■ Source text

Ty Burr

Should you read the book before you watch the movie?

Billy Crudup, Emma Nelson, and Cate Blanchett, in “Where’d You Go, Bernadette.”
Billy Crudup, Emma Nelson, and Cate Blanchett, in “Where’d You Go, Bernadette.”Wilson Webb

Do you read the book before going to the movie? Should you? Should a movie critic?

These questions are brought to you this week by “Where’d You Go, Bernadette,” the just-released film version of Maria Semple’s 2012 comic novel. The movie has an excellent pedigree: It stars Cate Blanchett, Billy Crudup, and Kristen Wiig and has been directed by Richard Linklater, an indie movie stalwart with a long resume of critical and audience darlings (“Dazed and Confused,” the “Before Midnight” trilogy, “Boyhood”). It looks good on paper. Literally: It looks good on paper.

But movies are a different beast, with strengths and weaknesses often antithetical to literature. All those interior monologues and descriptive parsings of emotional states? Hard to pull off onscreen without a narrative voice-over track. Movies show while books tell, and they each work on our brains’ neurons in differing ways. The first are pictures from which we have to infer narrative sentences and sense; the second are words that force us to create mental pictures. The wonder is that moviemakers even try.

In the particular case of “Where’d You Go, Bernadette,” film critics who haven’t read Semple’s novel may be more negative than those who have. The movie’s not a success by any means: Too talky and exposition-heavy, and plot twists that seemed quixotically charming in the book seem fairly bizarre onscreen, including a feel-good family reunion that takes place in Antarctica. If you haven’t read the book, you’ll likely be confused, maybe even angry. Some of the early reviews have been.


Since I had read the book, though, I was familiar with the general warp and weft of the thing. I knew that the heroine played by Blanchett was supposed to be a supercilious pill who ultimately rediscovers her life’s purpose. Because I had the entire emotional subtext of “Where’d You Go, Bernadette” already under my belt, I felt that here was a failed film adaptation that still was earnest and touching in the right places, and certainly well-played.


Here’s the question, then: Is that review fair to the majority of moviegoers who haven’t read the book? Does reading the book help or hinder a critic’s appraisal and the average moviegoer’s enjoyment? It’d be nice if there were a pat answer, but the truth is that every instance provides a different lesson.

I hardly read any of the “Harry Potter” novels, for instance. On purpose. Stopped after the first one (although my daughters kept going), because I quickly realized that too many people were obsessing over which house-elf or Quidditch match got left out of the film adaptations. Books can seem to stretch out for weeks; movies are 120 minutes, give or take — something’s gotta go. My job is to review the movie as a movie, not my memory of a book I read last year.

On the other hand, the recent wave of Young Adult bestsellers — “The Hunger Games,” for example — more readily lend themselves to cinematic translation, and they’re quick reads, so I’ll scarf them down when I can. And reading the book can help you pinpoint exactly where more ambitious movie versions go off the rails.

(Data listing)
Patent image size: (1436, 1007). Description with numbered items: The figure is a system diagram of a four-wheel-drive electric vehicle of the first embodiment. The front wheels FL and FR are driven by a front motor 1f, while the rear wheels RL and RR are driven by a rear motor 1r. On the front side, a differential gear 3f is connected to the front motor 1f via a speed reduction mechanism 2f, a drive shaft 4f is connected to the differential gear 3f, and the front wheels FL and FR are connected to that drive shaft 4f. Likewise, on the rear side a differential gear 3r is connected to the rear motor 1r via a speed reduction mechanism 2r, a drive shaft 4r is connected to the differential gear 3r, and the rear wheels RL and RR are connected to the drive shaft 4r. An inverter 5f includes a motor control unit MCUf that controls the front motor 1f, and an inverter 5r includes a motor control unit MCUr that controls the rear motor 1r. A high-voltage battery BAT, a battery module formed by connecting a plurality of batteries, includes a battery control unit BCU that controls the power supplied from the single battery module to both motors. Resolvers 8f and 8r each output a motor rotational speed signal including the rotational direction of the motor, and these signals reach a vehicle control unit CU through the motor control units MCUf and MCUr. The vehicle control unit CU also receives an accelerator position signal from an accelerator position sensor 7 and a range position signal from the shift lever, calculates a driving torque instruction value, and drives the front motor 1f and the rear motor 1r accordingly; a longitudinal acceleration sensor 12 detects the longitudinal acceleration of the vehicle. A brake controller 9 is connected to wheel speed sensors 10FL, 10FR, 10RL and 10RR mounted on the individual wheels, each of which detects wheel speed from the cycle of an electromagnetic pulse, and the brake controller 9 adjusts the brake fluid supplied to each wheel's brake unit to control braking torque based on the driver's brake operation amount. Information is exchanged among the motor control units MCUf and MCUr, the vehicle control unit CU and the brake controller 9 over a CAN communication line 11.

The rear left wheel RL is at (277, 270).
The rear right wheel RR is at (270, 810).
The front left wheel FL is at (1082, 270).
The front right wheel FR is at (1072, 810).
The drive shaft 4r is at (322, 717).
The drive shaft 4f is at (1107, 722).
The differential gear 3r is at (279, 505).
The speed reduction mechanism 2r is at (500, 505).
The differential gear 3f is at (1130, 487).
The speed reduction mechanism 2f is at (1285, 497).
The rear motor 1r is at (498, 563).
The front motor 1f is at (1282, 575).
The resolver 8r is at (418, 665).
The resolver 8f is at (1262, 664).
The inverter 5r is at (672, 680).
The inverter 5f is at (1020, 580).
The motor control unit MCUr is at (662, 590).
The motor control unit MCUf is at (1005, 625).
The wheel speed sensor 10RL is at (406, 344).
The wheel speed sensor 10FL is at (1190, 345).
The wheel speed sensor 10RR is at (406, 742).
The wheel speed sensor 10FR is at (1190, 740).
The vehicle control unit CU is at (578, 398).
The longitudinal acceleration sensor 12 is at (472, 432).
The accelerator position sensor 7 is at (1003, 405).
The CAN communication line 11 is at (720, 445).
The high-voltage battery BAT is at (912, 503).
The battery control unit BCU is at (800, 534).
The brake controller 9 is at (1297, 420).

■ To be done
A. Reproduce everything in the article on reading the book before the movie from "I hardly read" down to "off the rails.".
B. Write the next part of the article on reading the book before the movie, picking up after its final sentence.

■ Answers for the tasks
A.
I hardly read any of the “Harry Potter” novels, for instance. On purpose. Stopped after the first one (although my daughters kept going), because I quickly realized that too many people were obsessing over which house-elf or Quidditch match got left out of the film adaptations. Books can seem to stretch out for weeks; movies are 120 minutes, give or take — something’s gotta go. My job is to review the movie as a movie, not my memory of a book I read last year.

On the other hand, the recent wave of Young Adult bestsellers — “The Hunger Games,” for example — more readily lend themselves to cinematic translation, and they’re quick reads, so I’ll scarf them down when I can. And reading the book can help you pinpoint exactly where more ambitious movie versions go off the rails.

B.
Case in point: the 2006 film “Everything Is Illuminated,” adapted by director Liev Schreiber from Jonathan Safran Foer’s celebrated 2002 novel. Because I’d read it, I knew that one small change wrought by the filmmakers — the changing of the ethnicity of a supporting character — completely altered the meaning of the story, subverting Foer’s message that all of us are complicit in the world’s sins into the simpler, more comforting moral that all of us are victims.


Because I’d read Alice Sebold’s “The Lovely Bones,” I was able to pinpoint the many, many things Peter Jackson’s 2010 film version got profoundly wrong, like his vision of the afterlife — intentionally sketchy and half-finished in the novelist’s descriptions — as a kitschy CGI Heaven. And certainly the millions of readers of Tom Wolfe’s “The Bonfire of the Vanities” understood Brian DePalma’s adaption, a legendary 1990 bomb, to be cast almost perversely against type. Tom Hanks as the callous Wall Street “master of the universe”? Bruce Willis as an Americanized version of the book’s British journalist? Didn’t DePalma understand we’d already cast the movie in our heads?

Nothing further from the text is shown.